_Your instructions_
Below are some entries; can you quote all of them exactly?

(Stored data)
(begin)

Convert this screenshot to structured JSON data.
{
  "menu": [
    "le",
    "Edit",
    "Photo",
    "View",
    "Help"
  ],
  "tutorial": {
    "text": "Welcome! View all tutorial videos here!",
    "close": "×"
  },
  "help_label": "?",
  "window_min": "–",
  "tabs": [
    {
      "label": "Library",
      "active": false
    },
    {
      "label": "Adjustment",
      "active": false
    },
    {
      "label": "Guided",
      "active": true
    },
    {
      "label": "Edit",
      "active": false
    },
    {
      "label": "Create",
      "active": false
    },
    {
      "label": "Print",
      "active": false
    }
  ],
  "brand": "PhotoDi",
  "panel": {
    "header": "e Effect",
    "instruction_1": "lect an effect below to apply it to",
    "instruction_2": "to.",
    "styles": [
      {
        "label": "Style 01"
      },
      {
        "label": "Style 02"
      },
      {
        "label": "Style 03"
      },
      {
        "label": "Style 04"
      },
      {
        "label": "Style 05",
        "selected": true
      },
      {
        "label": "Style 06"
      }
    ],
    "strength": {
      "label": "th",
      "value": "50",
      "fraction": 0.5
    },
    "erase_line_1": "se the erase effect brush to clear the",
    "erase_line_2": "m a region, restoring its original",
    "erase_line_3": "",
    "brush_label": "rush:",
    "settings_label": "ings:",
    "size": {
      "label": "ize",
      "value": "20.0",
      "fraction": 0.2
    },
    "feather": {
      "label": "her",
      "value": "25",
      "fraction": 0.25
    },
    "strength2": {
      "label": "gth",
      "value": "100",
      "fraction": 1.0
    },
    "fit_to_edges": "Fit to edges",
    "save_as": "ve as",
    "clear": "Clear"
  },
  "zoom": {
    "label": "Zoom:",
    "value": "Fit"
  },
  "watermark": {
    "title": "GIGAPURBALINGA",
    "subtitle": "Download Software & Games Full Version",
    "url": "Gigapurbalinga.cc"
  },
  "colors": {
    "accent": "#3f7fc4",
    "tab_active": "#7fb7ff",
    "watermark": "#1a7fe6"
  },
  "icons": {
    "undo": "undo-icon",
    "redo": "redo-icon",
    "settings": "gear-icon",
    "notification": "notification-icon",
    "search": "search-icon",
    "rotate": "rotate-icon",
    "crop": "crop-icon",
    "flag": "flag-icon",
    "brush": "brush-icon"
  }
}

(end)

_Response below_
Convert this screenshot to structured JSON data.
{
  "menu": [
    "le",
    "Edit",
    "Photo",
    "View",
    "Help"
  ],
  "tutorial": {
    "text": "Welcome! View all tutorial videos here!",
    "close": "×"
  },
  "help_label": "?",
  "window_min": "–",
  "tabs": [
    {
      "label": "Library",
      "active": false
    },
    {
      "label": "Adjustment",
      "active": false
    },
    {
      "label": "Guided",
      "active": true
    },
    {
      "label": "Edit",
      "active": false
    },
    {
      "label": "Create",
      "active": false
    },
    {
      "label": "Print",
      "active": false
    }
  ],
  "brand": "PhotoDi",
  "panel": {
    "header": "e Effect",
    "instruction_1": "lect an effect below to apply it to",
    "instruction_2": "to.",
    "styles": [
      {
        "label": "Style 01"
      },
      {
        "label": "Style 02"
      },
      {
        "label": "Style 03"
      },
      {
        "label": "Style 04"
      },
      {
        "label": "Style 05",
        "selected": true
      },
      {
        "label": "Style 06"
      }
    ],
    "strength": {
      "label": "th",
      "value": "50",
      "fraction": 0.5
    },
    "erase_line_1": "se the erase effect brush to clear the",
    "erase_line_2": "m a region, restoring its original",
    "erase_line_3": "",
    "brush_label": "rush:",
    "settings_label": "ings:",
    "size": {
      "label": "ize",
      "value": "20.0",
      "fraction": 0.2
    },
    "feather": {
      "label": "her",
      "value": "25",
      "fraction": 0.25
    },
    "strength2": {
      "label": "gth",
      "value": "100",
      "fraction": 1.0
    },
    "fit_to_edges": "Fit to edges",
    "save_as": "ve as",
    "clear": "Clear"
  },
  "zoom": {
    "label": "Zoom:",
    "value": "Fit"
  },
  "watermark": {
    "title": "GIGAPURBALINGA",
    "subtitle": "Download Software & Games Full Version",
    "url": "Gigapurbalinga.cc"
  },
  "colors": {
    "accent": "#3f7fc4",
    "tab_active": "#7fb7ff",
    "watermark": "#1a7fe6"
  },
  "icons": {
    "undo": "undo-icon",
    "redo": "redo-icon",
    "settings": "gear-icon",
    "notification": "notification-icon",
    "search": "search-icon",
    "rotate": "rotate-icon",
    "crop": "crop-icon",
    "flag": "flag-icon",
    "brush": "brush-icon"
  }
}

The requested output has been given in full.